## YOUR INSTRUCTIONS
State how many lines of the records contain the string "screenshot", and give no other information.
__________________________________________________
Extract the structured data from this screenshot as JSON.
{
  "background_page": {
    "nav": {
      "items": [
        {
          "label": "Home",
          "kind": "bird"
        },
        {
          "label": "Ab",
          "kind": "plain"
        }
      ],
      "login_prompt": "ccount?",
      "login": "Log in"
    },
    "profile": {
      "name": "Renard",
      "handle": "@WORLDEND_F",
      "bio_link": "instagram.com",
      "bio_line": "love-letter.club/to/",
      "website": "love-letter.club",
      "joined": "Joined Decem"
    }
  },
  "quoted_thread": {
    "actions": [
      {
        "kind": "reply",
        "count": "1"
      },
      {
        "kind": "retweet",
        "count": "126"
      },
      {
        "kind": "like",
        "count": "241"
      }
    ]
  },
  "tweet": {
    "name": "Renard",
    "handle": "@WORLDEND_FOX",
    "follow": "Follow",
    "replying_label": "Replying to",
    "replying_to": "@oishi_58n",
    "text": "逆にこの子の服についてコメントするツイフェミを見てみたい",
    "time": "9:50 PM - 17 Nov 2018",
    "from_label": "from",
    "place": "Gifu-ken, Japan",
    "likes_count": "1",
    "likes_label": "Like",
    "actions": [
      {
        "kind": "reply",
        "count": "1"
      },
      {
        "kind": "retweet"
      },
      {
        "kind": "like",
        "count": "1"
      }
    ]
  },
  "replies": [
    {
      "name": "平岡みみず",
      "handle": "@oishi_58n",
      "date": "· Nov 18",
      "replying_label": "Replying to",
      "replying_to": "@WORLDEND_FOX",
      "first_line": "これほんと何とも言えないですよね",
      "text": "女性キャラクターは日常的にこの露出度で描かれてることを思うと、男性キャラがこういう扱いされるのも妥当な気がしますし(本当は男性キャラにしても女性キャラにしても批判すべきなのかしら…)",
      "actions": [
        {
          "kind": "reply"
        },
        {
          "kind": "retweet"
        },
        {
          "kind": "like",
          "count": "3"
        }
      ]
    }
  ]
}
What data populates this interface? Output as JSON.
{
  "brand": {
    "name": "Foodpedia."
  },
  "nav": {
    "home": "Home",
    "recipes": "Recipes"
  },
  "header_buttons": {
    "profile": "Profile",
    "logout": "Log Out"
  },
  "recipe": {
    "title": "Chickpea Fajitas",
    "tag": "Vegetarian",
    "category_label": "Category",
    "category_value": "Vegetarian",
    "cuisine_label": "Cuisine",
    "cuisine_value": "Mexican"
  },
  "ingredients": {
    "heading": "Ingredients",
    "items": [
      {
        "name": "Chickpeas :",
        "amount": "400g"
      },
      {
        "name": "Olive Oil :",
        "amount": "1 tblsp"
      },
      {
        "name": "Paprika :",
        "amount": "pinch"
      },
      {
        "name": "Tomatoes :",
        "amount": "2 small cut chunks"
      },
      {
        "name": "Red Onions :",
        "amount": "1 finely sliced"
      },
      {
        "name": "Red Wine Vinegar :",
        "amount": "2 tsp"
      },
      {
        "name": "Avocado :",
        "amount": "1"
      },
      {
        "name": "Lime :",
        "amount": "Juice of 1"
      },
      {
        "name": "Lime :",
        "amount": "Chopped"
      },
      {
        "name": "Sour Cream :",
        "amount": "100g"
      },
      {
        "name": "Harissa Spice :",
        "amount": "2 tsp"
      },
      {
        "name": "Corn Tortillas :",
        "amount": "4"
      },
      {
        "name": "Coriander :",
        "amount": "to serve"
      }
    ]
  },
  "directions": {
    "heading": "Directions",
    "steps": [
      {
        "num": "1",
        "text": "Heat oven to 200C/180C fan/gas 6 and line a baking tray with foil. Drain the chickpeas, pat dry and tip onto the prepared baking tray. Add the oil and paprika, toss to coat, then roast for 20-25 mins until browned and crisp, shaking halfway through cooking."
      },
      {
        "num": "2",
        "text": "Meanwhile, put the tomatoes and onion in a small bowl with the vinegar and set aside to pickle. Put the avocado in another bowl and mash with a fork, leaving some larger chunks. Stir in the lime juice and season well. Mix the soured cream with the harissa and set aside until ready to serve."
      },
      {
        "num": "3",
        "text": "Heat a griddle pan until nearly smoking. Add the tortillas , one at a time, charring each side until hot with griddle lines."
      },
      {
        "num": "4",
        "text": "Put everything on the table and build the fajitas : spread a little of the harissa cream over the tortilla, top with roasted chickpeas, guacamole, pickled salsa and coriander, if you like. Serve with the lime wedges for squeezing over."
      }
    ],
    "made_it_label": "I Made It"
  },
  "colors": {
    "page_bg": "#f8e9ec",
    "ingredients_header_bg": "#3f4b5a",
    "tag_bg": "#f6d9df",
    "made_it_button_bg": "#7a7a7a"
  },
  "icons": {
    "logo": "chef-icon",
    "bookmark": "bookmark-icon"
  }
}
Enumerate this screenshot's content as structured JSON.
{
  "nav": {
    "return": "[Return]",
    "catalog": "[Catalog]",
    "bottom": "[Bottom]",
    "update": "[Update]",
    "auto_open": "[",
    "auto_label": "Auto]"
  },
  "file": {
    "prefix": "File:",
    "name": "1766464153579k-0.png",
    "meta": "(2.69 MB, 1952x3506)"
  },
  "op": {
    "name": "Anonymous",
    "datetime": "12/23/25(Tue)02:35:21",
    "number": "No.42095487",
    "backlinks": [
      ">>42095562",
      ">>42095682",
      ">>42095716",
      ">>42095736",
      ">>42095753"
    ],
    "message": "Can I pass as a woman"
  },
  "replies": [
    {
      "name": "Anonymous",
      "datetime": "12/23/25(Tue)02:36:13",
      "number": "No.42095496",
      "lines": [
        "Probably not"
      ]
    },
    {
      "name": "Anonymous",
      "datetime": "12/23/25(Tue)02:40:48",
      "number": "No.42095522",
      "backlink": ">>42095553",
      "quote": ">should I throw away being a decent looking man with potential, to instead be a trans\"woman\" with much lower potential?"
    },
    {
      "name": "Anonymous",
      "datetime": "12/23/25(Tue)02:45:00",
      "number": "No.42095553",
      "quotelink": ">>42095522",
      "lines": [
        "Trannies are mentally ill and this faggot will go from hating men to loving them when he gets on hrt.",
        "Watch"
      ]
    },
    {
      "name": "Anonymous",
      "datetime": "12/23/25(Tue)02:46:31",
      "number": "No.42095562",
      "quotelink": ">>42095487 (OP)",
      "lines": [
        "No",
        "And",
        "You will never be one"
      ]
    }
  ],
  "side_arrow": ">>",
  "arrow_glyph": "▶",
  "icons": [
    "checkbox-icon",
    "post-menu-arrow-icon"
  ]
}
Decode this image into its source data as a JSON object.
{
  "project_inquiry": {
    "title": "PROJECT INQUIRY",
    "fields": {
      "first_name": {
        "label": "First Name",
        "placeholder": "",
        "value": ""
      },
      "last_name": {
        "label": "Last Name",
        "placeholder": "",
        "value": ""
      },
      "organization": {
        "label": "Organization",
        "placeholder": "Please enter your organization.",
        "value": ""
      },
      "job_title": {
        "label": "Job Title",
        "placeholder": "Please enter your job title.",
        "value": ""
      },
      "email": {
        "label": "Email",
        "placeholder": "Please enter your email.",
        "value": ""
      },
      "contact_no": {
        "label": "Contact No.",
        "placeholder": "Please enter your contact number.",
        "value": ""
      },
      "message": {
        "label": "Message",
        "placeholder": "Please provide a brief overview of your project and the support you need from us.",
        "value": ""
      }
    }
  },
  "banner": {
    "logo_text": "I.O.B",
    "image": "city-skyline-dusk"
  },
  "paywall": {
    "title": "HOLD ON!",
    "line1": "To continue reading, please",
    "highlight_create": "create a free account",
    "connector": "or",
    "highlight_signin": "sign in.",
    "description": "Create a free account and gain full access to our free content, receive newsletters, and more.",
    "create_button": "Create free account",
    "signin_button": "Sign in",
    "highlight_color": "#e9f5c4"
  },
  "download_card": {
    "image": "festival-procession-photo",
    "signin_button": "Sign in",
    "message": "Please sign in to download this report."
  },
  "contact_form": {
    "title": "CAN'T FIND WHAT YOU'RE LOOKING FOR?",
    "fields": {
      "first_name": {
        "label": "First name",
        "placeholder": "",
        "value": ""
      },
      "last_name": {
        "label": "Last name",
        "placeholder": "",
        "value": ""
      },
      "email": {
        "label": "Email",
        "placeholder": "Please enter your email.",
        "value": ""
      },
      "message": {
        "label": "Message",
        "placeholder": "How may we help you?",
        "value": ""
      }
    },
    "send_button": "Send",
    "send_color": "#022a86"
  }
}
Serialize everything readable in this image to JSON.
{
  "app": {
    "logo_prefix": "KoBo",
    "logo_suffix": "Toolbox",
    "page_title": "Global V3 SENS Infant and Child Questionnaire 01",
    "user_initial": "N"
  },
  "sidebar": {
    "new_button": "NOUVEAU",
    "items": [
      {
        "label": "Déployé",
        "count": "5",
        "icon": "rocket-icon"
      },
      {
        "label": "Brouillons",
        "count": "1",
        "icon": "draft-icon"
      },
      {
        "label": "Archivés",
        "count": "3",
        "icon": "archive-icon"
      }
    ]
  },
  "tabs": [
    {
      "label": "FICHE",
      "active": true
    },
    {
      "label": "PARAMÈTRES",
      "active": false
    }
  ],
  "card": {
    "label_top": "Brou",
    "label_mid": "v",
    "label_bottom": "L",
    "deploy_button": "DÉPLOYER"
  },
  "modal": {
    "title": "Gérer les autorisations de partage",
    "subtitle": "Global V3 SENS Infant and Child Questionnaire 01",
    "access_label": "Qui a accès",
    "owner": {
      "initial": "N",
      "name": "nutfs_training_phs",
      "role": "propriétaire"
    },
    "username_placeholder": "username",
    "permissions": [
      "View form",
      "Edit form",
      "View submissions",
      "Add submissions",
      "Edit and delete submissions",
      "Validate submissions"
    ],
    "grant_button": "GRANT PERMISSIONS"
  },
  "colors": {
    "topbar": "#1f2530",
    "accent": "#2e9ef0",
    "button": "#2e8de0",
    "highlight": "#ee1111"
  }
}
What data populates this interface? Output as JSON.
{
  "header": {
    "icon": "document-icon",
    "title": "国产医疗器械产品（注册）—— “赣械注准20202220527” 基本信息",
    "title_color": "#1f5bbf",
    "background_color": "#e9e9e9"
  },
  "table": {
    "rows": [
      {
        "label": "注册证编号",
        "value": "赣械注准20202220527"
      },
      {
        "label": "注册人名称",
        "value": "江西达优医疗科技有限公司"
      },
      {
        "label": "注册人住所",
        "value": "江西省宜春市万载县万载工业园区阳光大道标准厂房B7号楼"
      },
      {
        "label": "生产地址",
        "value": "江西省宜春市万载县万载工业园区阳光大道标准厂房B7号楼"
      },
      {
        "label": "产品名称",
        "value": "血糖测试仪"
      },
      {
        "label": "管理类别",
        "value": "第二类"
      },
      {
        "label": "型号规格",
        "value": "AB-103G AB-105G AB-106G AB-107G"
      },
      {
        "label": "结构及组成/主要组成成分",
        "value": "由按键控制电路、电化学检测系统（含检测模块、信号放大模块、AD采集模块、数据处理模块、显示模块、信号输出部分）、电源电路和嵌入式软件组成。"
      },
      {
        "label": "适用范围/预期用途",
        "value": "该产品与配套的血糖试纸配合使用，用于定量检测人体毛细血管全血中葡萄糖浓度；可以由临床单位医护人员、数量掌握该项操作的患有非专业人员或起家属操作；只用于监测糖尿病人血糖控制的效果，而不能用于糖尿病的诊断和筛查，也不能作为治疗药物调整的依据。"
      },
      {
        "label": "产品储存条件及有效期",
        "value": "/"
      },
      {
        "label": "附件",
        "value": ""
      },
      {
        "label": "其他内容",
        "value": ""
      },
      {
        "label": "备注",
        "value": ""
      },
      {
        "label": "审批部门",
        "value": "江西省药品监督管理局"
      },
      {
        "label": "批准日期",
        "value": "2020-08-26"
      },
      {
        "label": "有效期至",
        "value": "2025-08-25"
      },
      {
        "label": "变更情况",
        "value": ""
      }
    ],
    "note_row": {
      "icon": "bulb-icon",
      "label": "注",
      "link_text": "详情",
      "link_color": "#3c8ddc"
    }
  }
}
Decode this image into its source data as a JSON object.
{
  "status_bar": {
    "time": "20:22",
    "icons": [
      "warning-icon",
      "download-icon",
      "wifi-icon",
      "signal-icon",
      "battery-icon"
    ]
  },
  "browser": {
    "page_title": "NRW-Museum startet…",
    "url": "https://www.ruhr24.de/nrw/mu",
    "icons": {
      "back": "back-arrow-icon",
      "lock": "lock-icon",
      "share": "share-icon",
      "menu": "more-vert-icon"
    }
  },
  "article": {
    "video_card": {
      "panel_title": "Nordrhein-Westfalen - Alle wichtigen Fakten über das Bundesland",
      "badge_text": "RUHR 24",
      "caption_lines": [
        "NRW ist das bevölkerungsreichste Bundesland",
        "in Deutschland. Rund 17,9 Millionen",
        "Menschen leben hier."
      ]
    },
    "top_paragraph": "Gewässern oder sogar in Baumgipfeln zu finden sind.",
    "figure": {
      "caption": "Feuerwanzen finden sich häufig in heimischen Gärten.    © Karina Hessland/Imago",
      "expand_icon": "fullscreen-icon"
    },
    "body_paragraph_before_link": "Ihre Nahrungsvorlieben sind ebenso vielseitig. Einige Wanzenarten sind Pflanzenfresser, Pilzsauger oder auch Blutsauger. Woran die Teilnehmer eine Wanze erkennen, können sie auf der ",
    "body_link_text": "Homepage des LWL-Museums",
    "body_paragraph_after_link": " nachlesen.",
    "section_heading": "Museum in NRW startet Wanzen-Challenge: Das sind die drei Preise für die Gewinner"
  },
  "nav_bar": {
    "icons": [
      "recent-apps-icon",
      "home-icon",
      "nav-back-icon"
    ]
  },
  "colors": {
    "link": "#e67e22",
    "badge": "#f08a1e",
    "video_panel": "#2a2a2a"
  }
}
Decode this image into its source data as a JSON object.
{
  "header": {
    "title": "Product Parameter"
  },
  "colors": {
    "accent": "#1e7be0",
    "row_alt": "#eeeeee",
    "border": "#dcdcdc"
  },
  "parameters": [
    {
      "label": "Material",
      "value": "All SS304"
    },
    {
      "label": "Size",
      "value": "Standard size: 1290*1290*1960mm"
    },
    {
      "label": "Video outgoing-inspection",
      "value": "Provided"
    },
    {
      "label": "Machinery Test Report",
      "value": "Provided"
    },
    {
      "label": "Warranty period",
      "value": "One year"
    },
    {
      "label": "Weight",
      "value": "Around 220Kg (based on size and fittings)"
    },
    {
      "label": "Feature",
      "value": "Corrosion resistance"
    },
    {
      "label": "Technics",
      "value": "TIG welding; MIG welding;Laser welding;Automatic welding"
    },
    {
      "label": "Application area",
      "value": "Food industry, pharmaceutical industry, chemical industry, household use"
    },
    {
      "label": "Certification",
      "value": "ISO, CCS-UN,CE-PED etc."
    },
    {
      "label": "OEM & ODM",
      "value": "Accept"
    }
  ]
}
__________________________________________________
## EXERCISE SOLUTION
2